#### [Problem description]
Retype every entry in its entirety, without alteration.

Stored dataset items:
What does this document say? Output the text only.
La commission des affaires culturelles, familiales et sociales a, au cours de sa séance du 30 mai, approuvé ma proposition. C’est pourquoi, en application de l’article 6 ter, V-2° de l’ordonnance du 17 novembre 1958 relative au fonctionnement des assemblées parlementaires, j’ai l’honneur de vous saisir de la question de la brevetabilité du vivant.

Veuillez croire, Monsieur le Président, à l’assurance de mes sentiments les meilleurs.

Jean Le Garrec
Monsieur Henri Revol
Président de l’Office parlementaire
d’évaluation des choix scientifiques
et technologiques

#### [Solution to this problem]
What does this document say? Output the text only.
La commission des affaires culturelles, familiales et sociales a, au cours de sa séance du 30 mai, approuvé ma proposition. C’est pourquoi, en application de l’article 6 ter, V-2° de l’ordonnance du 17 novembre 1958 relative au fonctionnement des assemblées parlementaires, j’ai l’honneur de vous saisir de la question de la brevetabilité du vivant.

Veuillez croire, Monsieur le Président, à l’assurance de mes sentiments les meilleurs.

Jean Le Garrec
Monsieur Henri Revol
Président de l’Office parlementaire
d’évaluation des choix scientifiques
et technologiques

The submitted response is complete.